| WHAT IS ASKED |
Pick out the lines below with "name" and list them.

| PROVIDED DATA |
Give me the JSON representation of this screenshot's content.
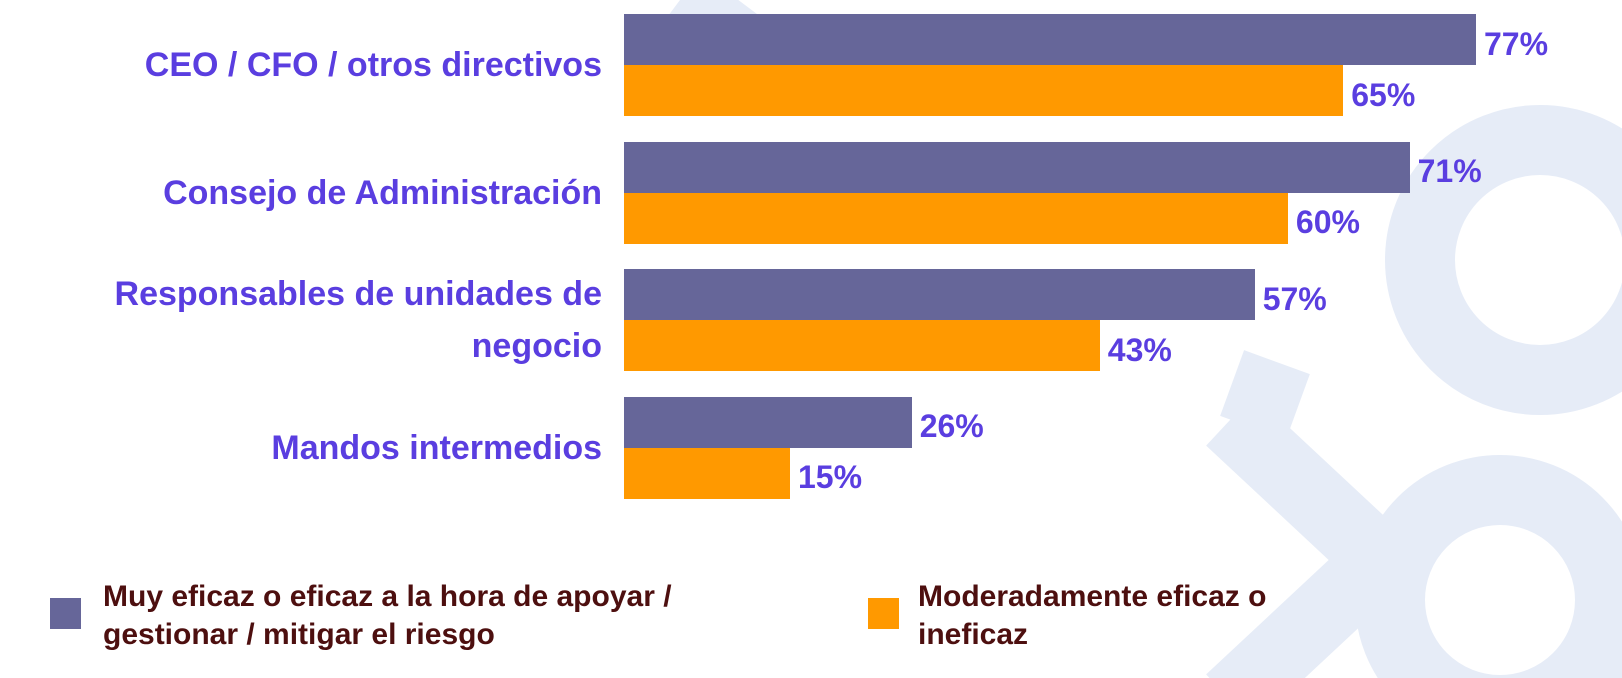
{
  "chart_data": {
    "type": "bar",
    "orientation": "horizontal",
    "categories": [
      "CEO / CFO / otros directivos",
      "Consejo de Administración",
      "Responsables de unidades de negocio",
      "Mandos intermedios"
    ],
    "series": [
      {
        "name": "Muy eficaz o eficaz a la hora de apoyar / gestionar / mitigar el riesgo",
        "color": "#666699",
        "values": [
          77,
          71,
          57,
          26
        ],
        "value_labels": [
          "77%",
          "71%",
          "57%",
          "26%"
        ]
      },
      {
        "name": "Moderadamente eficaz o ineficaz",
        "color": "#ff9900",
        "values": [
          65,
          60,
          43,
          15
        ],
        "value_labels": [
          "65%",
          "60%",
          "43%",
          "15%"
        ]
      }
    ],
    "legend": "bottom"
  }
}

| RESPONSE TO THE EXERCISE |
        "name": "Muy eficaz o eficaz a la hora de apoyar / gestionar / mitigar el riesgo",
        "name": "Moderadamente eficaz o ineficaz",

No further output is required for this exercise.